:: Data section ::

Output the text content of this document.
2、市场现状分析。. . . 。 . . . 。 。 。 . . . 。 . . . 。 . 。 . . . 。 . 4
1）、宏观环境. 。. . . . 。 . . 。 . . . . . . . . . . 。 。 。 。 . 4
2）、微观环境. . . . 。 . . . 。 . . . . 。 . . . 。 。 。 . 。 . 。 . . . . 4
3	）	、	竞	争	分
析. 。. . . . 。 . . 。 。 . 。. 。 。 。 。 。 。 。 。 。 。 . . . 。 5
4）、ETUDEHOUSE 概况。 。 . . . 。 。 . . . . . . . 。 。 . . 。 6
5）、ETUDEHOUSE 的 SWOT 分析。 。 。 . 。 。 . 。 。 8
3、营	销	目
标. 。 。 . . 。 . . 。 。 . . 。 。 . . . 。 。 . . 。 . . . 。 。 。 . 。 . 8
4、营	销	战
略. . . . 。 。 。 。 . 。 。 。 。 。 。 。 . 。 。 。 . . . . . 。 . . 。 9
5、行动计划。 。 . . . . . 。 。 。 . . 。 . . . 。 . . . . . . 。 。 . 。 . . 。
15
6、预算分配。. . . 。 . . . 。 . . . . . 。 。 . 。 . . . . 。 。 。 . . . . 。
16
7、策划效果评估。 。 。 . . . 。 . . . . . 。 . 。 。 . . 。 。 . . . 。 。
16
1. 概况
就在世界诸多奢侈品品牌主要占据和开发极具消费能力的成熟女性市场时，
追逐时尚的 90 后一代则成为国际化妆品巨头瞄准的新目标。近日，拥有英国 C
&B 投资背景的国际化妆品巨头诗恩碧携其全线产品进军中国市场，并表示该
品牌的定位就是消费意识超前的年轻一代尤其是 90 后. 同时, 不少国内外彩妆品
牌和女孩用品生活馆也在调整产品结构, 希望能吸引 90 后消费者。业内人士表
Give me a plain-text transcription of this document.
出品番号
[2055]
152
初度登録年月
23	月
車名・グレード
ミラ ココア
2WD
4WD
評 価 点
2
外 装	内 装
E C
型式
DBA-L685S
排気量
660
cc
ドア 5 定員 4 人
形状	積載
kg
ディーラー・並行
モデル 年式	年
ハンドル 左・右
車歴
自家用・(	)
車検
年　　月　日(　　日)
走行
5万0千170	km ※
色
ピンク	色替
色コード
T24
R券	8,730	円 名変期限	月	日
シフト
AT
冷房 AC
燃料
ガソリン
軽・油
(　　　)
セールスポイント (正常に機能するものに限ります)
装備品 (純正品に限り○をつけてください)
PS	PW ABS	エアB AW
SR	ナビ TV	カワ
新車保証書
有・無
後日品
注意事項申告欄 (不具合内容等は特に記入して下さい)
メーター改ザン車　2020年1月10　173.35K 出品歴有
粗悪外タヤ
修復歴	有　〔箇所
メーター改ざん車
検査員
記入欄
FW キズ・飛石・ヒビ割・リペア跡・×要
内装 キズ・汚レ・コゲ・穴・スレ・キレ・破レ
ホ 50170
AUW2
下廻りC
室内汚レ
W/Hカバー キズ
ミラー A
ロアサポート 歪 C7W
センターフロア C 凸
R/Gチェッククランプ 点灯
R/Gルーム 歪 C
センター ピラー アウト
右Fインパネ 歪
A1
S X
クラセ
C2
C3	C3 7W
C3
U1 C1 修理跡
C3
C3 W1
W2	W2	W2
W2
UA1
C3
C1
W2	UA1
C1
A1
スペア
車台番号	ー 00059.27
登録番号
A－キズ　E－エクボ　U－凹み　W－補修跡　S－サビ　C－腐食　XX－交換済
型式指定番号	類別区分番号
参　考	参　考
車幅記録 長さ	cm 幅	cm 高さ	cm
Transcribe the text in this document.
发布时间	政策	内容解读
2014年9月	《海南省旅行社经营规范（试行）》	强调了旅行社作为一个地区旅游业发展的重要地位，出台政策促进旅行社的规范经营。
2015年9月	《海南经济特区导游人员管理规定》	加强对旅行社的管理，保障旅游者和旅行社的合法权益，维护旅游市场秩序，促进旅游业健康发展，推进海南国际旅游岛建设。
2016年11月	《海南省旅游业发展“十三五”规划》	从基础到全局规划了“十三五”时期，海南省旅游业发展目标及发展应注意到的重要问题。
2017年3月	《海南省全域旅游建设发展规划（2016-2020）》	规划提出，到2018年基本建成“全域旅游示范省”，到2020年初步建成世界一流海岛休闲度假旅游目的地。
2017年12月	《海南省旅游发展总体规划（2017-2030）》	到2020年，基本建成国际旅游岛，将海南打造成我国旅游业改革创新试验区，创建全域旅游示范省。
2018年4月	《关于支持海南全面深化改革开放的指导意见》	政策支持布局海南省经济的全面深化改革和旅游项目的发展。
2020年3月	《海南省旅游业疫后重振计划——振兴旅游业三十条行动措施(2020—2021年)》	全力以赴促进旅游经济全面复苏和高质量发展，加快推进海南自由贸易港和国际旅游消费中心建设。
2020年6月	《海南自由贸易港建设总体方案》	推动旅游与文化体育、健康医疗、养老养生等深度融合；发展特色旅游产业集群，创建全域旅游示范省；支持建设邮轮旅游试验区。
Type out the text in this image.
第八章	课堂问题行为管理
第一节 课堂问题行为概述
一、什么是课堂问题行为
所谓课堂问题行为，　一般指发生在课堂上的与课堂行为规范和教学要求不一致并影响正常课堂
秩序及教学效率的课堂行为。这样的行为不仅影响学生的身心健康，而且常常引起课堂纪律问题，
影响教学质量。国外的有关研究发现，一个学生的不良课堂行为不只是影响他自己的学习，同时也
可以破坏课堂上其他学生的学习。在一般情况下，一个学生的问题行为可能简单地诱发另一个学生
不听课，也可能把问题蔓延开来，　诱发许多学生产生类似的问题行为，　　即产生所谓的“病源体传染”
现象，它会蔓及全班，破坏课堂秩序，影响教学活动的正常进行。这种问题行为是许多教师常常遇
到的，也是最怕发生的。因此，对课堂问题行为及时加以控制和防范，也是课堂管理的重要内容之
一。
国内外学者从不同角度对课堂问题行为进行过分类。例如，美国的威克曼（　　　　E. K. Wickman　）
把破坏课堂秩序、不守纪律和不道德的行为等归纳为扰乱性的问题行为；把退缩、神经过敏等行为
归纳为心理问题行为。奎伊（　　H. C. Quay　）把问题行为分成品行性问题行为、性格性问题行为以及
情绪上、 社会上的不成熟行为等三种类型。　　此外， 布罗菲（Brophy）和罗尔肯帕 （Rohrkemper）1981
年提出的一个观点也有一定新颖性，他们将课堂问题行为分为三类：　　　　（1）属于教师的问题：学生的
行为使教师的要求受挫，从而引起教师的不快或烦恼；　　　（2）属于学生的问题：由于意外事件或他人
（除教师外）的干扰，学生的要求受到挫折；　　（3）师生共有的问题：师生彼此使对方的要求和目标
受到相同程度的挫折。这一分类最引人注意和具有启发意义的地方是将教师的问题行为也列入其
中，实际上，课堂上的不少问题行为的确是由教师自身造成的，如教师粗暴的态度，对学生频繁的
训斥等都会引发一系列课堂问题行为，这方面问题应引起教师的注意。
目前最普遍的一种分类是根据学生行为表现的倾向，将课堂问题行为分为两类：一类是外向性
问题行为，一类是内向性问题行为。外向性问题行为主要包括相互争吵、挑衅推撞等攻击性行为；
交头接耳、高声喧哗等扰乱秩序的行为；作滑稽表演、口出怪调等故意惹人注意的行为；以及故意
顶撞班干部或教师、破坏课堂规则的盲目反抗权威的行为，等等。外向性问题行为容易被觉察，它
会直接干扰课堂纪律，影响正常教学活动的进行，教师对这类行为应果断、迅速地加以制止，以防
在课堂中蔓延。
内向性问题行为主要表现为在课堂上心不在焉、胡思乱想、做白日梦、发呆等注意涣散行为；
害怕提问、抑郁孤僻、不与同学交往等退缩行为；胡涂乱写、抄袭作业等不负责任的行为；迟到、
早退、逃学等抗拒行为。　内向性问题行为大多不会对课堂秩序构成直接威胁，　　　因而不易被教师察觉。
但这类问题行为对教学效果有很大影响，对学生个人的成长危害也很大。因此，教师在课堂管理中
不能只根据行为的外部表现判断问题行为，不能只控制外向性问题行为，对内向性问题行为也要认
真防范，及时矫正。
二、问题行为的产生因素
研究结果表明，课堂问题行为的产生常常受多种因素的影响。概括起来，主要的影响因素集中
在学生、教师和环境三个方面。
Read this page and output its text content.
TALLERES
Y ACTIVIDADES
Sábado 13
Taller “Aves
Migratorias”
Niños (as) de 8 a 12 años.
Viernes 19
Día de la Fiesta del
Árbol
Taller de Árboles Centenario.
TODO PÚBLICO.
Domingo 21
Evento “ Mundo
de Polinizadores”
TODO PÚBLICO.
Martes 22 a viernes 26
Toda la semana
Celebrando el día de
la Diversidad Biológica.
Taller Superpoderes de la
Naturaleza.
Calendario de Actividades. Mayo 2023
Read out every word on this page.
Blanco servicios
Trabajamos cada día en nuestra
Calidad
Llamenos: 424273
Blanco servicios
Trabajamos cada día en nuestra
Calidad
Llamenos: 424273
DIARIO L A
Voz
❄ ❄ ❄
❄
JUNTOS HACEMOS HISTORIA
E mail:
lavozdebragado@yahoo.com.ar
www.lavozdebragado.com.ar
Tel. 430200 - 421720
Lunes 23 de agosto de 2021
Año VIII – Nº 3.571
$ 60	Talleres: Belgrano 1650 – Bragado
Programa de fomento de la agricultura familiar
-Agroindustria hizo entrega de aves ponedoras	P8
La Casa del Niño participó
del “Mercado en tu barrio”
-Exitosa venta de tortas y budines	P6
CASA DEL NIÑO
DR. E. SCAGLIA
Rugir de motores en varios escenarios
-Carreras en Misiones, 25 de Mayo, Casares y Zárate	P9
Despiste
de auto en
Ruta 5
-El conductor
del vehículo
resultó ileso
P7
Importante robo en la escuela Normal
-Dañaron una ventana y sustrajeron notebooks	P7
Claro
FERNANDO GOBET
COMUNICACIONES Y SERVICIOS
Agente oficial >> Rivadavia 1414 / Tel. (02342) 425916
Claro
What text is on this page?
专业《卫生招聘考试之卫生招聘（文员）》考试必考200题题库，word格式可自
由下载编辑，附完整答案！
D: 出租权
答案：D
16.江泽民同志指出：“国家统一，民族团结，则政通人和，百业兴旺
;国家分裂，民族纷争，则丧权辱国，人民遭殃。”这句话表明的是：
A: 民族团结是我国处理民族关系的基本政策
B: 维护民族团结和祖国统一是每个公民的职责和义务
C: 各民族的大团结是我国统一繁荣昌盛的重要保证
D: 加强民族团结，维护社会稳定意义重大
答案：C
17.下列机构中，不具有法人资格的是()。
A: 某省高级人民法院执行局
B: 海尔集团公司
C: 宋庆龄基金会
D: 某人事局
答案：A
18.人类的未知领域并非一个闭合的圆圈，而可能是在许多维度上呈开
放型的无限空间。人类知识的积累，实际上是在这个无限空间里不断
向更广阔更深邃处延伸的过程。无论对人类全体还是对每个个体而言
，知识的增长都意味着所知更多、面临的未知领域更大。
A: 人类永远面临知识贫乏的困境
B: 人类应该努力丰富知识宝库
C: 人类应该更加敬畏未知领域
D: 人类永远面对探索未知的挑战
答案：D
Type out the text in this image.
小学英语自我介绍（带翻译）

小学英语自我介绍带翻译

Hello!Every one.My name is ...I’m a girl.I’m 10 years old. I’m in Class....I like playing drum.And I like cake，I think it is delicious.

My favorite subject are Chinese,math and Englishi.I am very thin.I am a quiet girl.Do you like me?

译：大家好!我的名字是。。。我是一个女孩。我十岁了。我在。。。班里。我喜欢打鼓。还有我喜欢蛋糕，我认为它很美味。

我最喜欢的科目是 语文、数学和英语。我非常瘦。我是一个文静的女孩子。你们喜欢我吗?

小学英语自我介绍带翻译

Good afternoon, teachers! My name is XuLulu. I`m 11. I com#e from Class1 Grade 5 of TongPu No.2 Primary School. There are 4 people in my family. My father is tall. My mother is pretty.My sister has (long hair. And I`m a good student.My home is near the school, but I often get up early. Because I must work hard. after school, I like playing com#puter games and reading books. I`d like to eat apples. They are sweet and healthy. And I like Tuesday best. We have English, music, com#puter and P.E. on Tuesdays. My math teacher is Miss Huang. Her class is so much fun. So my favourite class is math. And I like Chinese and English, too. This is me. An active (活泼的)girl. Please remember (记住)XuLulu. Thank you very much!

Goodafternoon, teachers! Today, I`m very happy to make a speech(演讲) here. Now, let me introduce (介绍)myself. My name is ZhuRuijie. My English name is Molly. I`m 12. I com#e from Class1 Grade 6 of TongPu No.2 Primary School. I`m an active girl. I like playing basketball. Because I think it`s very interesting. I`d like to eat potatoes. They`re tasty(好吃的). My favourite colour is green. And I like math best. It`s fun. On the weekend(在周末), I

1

:::

• [Problem to work on]:
From the entries above, list each line with "TongPu" in it.

• [Answer to the exercise]:
Good afternoon, teachers! My name is XuLulu. I`m 11. I com#e from Class1 Grade 5 of TongPu No.2 Primary School. There are 4 people in my family. My father is tall. My mother is pretty.My sister has (long hair. And I`m a good student.My home is near the school, but I often get up early. Because I must work hard. after school, I like playing com#puter games and reading books. I`d like to eat apples. They are sweet and healthy. And I like Tuesday best. We have English, music, com#puter and P.E. on Tuesdays. My math teacher is Miss Huang. Her class is so much fun. So my favourite class is math. And I like Chinese and English, too. This is me. An active (活泼的)girl. Please remember (记住)XuLulu. Thank you very much!
Goodafternoon, teachers! Today, I`m very happy to make a speech(演讲) here. Now, let me introduce (介绍)myself. My name is ZhuRuijie. My English name is Molly. I`m 12. I com#e from Class1 Grade 6 of TongPu No.2 Primary School. I`m an active girl. I like playing basketball. Because I think it`s very interesting. I`d like to eat potatoes. They`re tasty(好吃的). My favourite colour is green. And I like math best. It`s fun. On the weekend(在周末), I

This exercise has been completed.